#### ENTRIES SUPPLIED ####

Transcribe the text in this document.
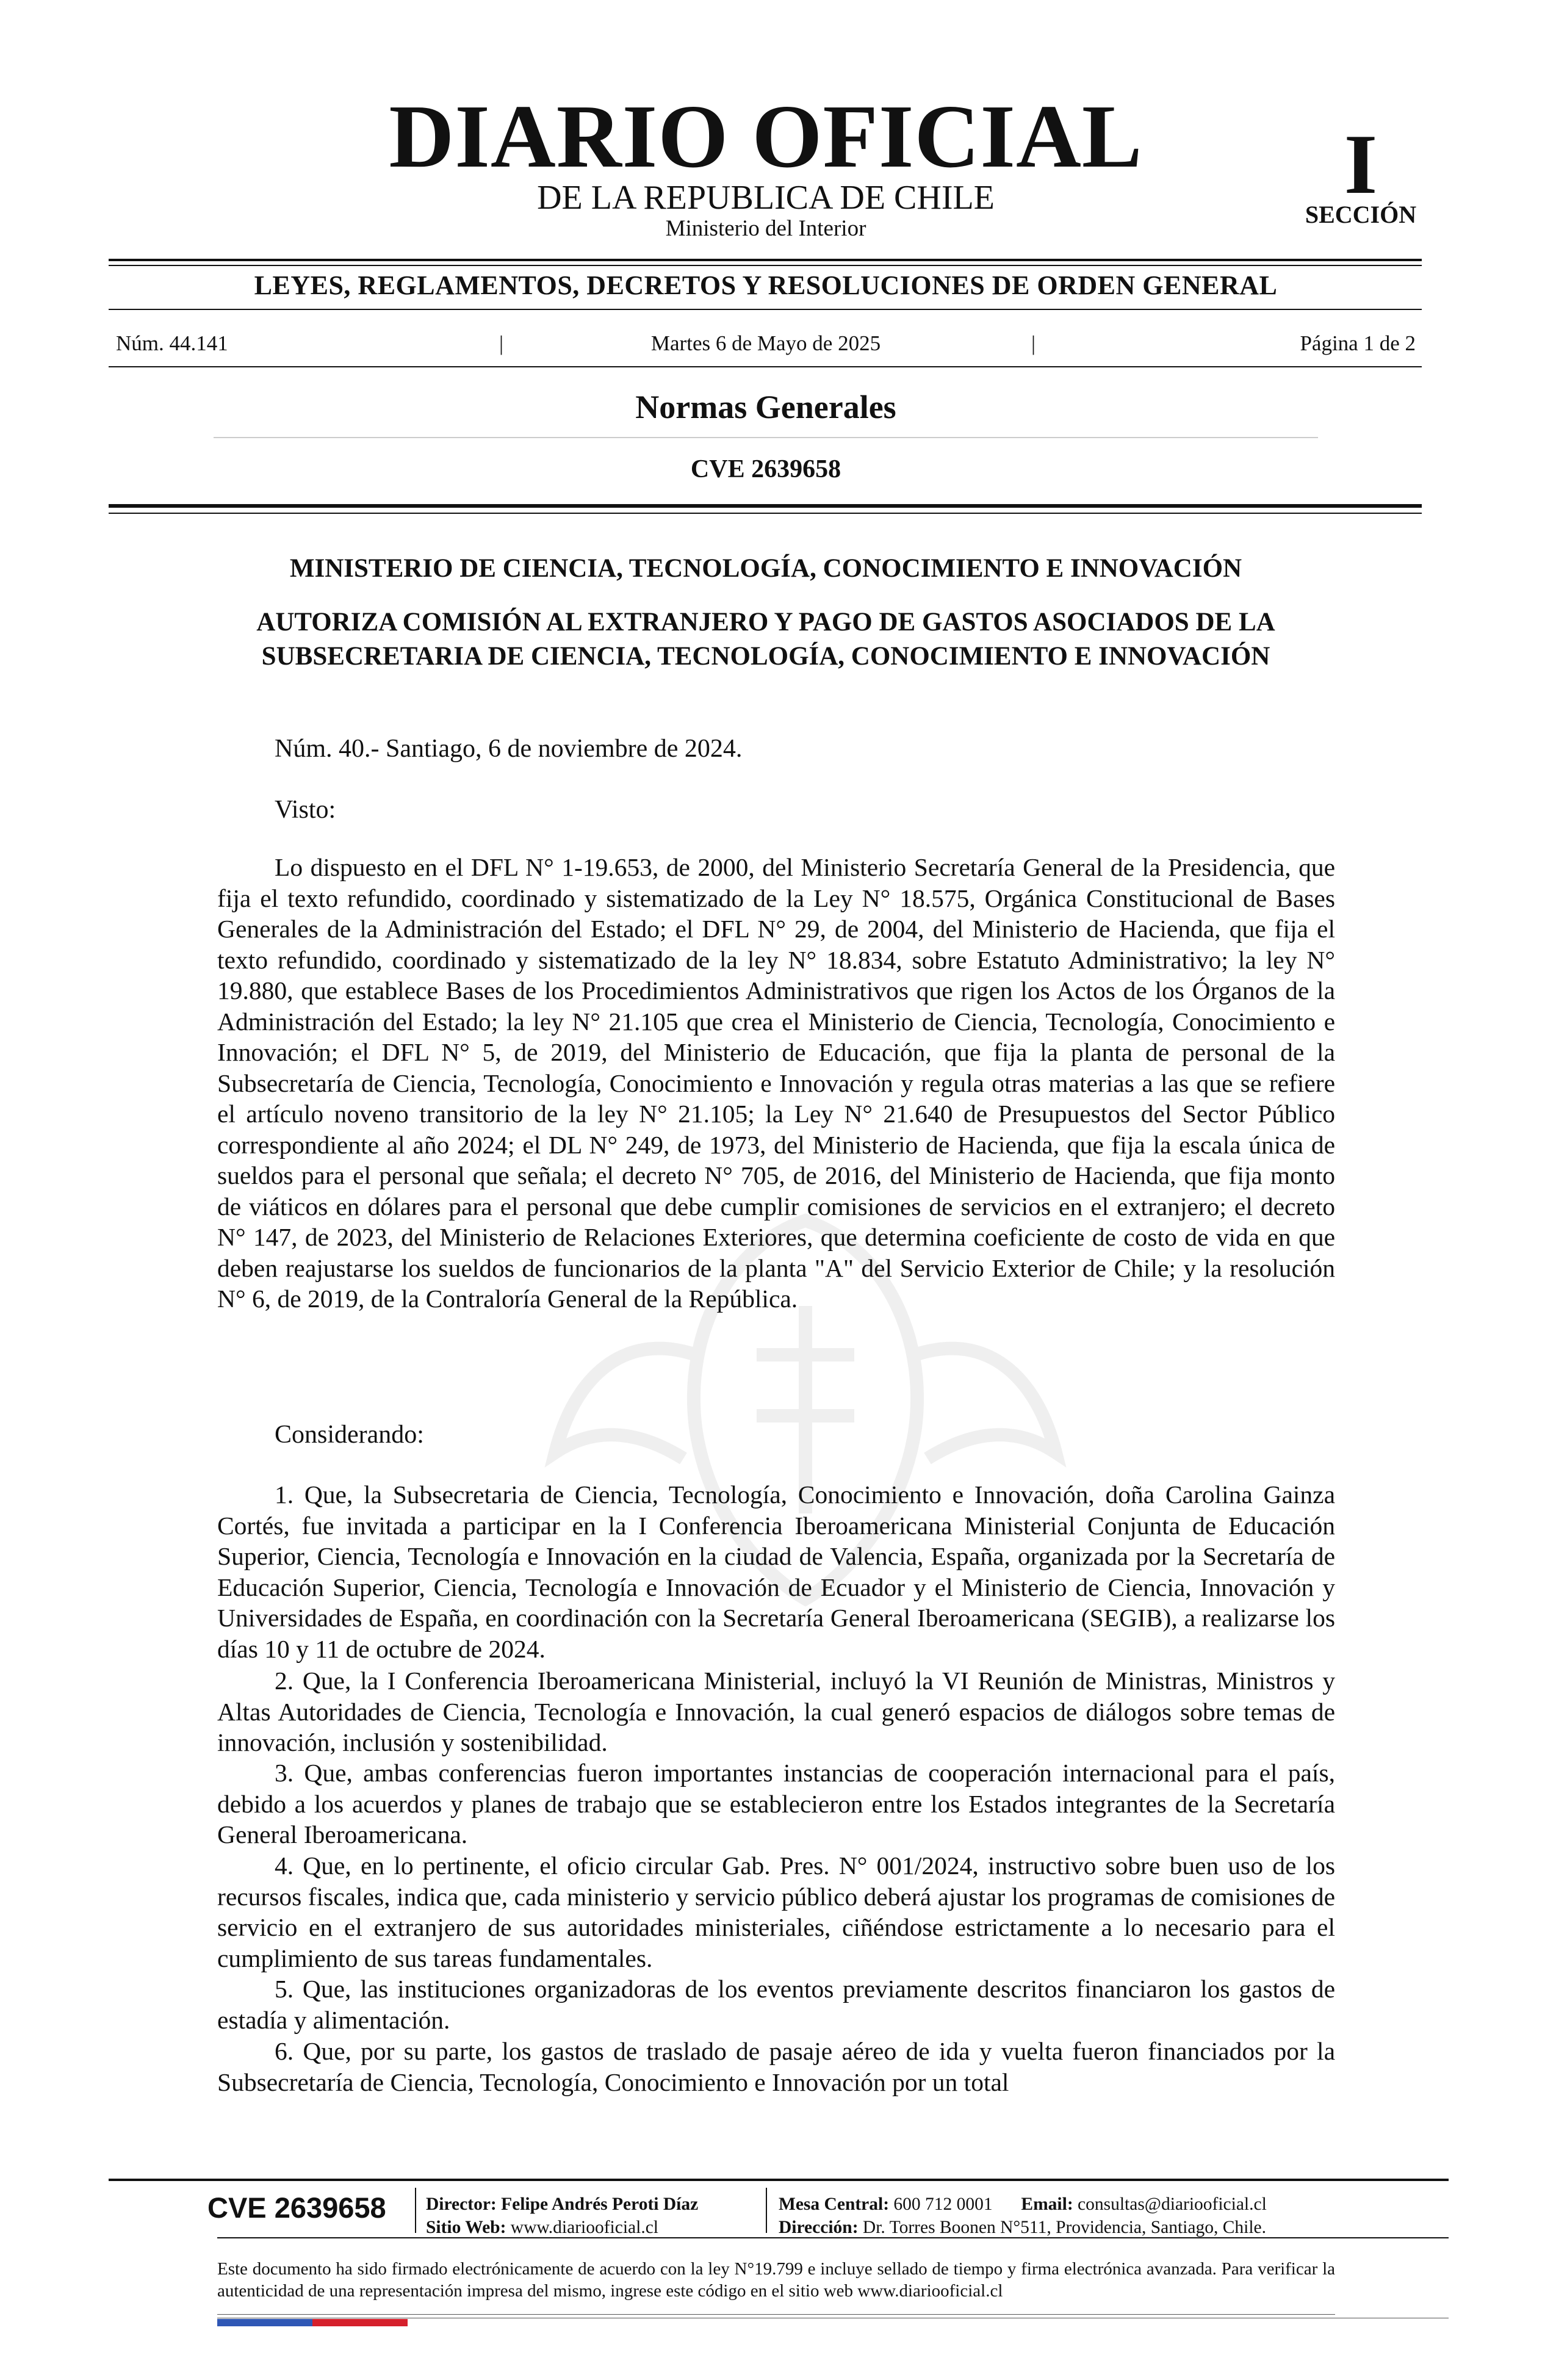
DIARIO OFICIAL
DE LA REPUBLICA DE CHILE
Ministerio del Interior
I
SECCIÓN
LEYES, REGLAMENTOS, DECRETOS Y RESOLUCIONES DE ORDEN GENERAL
Núm. 44.141	|	Martes 6 de Mayo de 2025	|	Página 1 de 2
Normas Generales
CVE 2639658
MINISTERIO DE CIENCIA, TECNOLOGÍA, CONOCIMIENTO E INNOVACIÓN
AUTORIZA COMISIÓN AL EXTRANJERO Y PAGO DE GASTOS ASOCIADOS DE LA SUBSECRETARIA DE CIENCIA, TECNOLOGÍA, CONOCIMIENTO E INNOVACIÓN
Núm. 40.- Santiago, 6 de noviembre de 2024.
Visto:

Lo dispuesto en el DFL N° 1-19.653, de 2000, del Ministerio Secretaría General de la Presidencia, que fija el texto refundido, coordinado y sistematizado de la Ley N° 18.575, Orgánica Constitucional de Bases Generales de la Administración del Estado; el DFL N° 29, de 2004, del Ministerio de Hacienda, que fija el texto refundido, coordinado y sistematizado de la ley N° 18.834, sobre Estatuto Administrativo; la ley N° 19.880, que establece Bases de los Procedimientos Administrativos que rigen los Actos de los Órganos de la Administración del Estado; la ley N° 21.105 que crea el Ministerio de Ciencia, Tecnología, Conocimiento e Innovación; el DFL N° 5, de 2019, del Ministerio de Educación, que fija la planta de personal de la Subsecretaría de Ciencia, Tecnología, Conocimiento e Innovación y regula otras materias a las que se refiere el artículo noveno transitorio de la ley N° 21.105; la Ley N° 21.640 de Presupuestos del Sector Público correspondiente al año 2024; el DL N° 249, de 1973, del Ministerio de Hacienda, que fija la escala única de sueldos para el personal que señala; el decreto N° 705, de 2016, del Ministerio de Hacienda, que fija monto de viáticos en dólares para el personal que debe cumplir comisiones de servicios en el extranjero; el decreto N° 147, de 2023, del Ministerio de Relaciones Exteriores, que determina coeficiente de costo de vida en que deben reajustarse los sueldos de funcionarios de la planta "A" del Servicio Exterior de Chile; y la resolución N° 6, de 2019, de la Contraloría General de la República.

Considerando:

1. Que, la Subsecretaria de Ciencia, Tecnología, Conocimiento e Innovación, doña Carolina Gainza Cortés, fue invitada a participar en la I Conferencia Iberoamericana Ministerial Conjunta de Educación Superior, Ciencia, Tecnología e Innovación en la ciudad de Valencia, España, organizada por la Secretaría de Educación Superior, Ciencia, Tecnología e Innovación de Ecuador y el Ministerio de Ciencia, Innovación y Universidades de España, en coordinación con la Secretaría General Iberoamericana (SEGIB), a realizarse los días 10 y 11 de octubre de 2024.

2. Que, la I Conferencia Iberoamericana Ministerial, incluyó la VI Reunión de Ministras, Ministros y Altas Autoridades de Ciencia, Tecnología e Innovación, la cual generó espacios de diálogos sobre temas de innovación, inclusión y sostenibilidad.

3. Que, ambas conferencias fueron importantes instancias de cooperación internacional para el país, debido a los acuerdos y planes de trabajo que se establecieron entre los Estados integrantes de la Secretaría General Iberoamericana.

4. Que, en lo pertinente, el oficio circular Gab. Pres. N° 001/2024, instructivo sobre buen uso de los recursos fiscales, indica que, cada ministerio y servicio público deberá ajustar los programas de comisiones de servicio en el extranjero de sus autoridades ministeriales, ciñéndose estrictamente a lo necesario para el cumplimiento de sus tareas fundamentales.

5. Que, las instituciones organizadoras de los eventos previamente descritos financiaron los gastos de estadía y alimentación.

6. Que, por su parte, los gastos de traslado de pasaje aéreo de ida y vuelta fueron financiados por la Subsecretaría de Ciencia, Tecnología, Conocimiento e Innovación por un total

CVE 2639658 Director: Felipe Andrés Peroti Díaz
Sitio Web: www.diariooficial.cl
Mesa Central: 600 712 0001 Email: consultas@diariooficial.cl
Dirección: Dr. Torres Boonen N°511, Providencia, Santiago, Chile.

Este documento ha sido firmado electrónicamente de acuerdo con la ley N°19.799 e incluye sellado de tiempo y firma electrónica avanzada. Para verificar la autenticidad de una representación impresa del mismo, ingrese este código en el sitio web www.diariooficial.cl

####

## TASK DESCRIPTION
Reproduce each line of the records exactly, and omit every picture.

## RESPONSE
Transcribe the text in this document.
DIARIO OFICIAL
DE LA REPUBLICA DE CHILE
Ministerio del Interior
I
SECCIÓN
LEYES, REGLAMENTOS, DECRETOS Y RESOLUCIONES DE ORDEN GENERAL
Núm. 44.141	|	Martes 6 de Mayo de 2025	|	Página 1 de 2
Normas Generales
CVE 2639658
MINISTERIO DE CIENCIA, TECNOLOGÍA, CONOCIMIENTO E INNOVACIÓN
AUTORIZA COMISIÓN AL EXTRANJERO Y PAGO DE GASTOS ASOCIADOS DE LA SUBSECRETARIA DE CIENCIA, TECNOLOGÍA, CONOCIMIENTO E INNOVACIÓN
Núm. 40.- Santiago, 6 de noviembre de 2024.
Visto:

Lo dispuesto en el DFL N° 1-19.653, de 2000, del Ministerio Secretaría General de la Presidencia, que fija el texto refundido, coordinado y sistematizado de la Ley N° 18.575, Orgánica Constitucional de Bases Generales de la Administración del Estado; el DFL N° 29, de 2004, del Ministerio de Hacienda, que fija el texto refundido, coordinado y sistematizado de la ley N° 18.834, sobre Estatuto Administrativo; la ley N° 19.880, que establece Bases de los Procedimientos Administrativos que rigen los Actos de los Órganos de la Administración del Estado; la ley N° 21.105 que crea el Ministerio de Ciencia, Tecnología, Conocimiento e Innovación; el DFL N° 5, de 2019, del Ministerio de Educación, que fija la planta de personal de la Subsecretaría de Ciencia, Tecnología, Conocimiento e Innovación y regula otras materias a las que se refiere el artículo noveno transitorio de la ley N° 21.105; la Ley N° 21.640 de Presupuestos del Sector Público correspondiente al año 2024; el DL N° 249, de 1973, del Ministerio de Hacienda, que fija la escala única de sueldos para el personal que señala; el decreto N° 705, de 2016, del Ministerio de Hacienda, que fija monto de viáticos en dólares para el personal que debe cumplir comisiones de servicios en el extranjero; el decreto N° 147, de 2023, del Ministerio de Relaciones Exteriores, que determina coeficiente de costo de vida en que deben reajustarse los sueldos de funcionarios de la planta "A" del Servicio Exterior de Chile; y la resolución N° 6, de 2019, de la Contraloría General de la República.

Considerando:

1. Que, la Subsecretaria de Ciencia, Tecnología, Conocimiento e Innovación, doña Carolina Gainza Cortés, fue invitada a participar en la I Conferencia Iberoamericana Ministerial Conjunta de Educación Superior, Ciencia, Tecnología e Innovación en la ciudad de Valencia, España, organizada por la Secretaría de Educación Superior, Ciencia, Tecnología e Innovación de Ecuador y el Ministerio de Ciencia, Innovación y Universidades de España, en coordinación con la Secretaría General Iberoamericana (SEGIB), a realizarse los días 10 y 11 de octubre de 2024.

2. Que, la I Conferencia Iberoamericana Ministerial, incluyó la VI Reunión de Ministras, Ministros y Altas Autoridades de Ciencia, Tecnología e Innovación, la cual generó espacios de diálogos sobre temas de innovación, inclusión y sostenibilidad.

3. Que, ambas conferencias fueron importantes instancias de cooperación internacional para el país, debido a los acuerdos y planes de trabajo que se establecieron entre los Estados integrantes de la Secretaría General Iberoamericana.

4. Que, en lo pertinente, el oficio circular Gab. Pres. N° 001/2024, instructivo sobre buen uso de los recursos fiscales, indica que, cada ministerio y servicio público deberá ajustar los programas de comisiones de servicio en el extranjero de sus autoridades ministeriales, ciñéndose estrictamente a lo necesario para el cumplimiento de sus tareas fundamentales.

5. Que, las instituciones organizadoras de los eventos previamente descritos financiaron los gastos de estadía y alimentación.

6. Que, por su parte, los gastos de traslado de pasaje aéreo de ida y vuelta fueron financiados por la Subsecretaría de Ciencia, Tecnología, Conocimiento e Innovación por un total

CVE 2639658 Director: Felipe Andrés Peroti Díaz
Sitio Web: www.diariooficial.cl
Mesa Central: 600 712 0001 Email: consultas@diariooficial.cl
Dirección: Dr. Torres Boonen N°511, Providencia, Santiago, Chile.

Este documento ha sido firmado electrónicamente de acuerdo con la ley N°19.799 e incluye sellado de tiempo y firma electrónica avanzada. Para verificar la autenticidad de una representación impresa del mismo, ingrese este código en el sitio web www.diariooficial.cl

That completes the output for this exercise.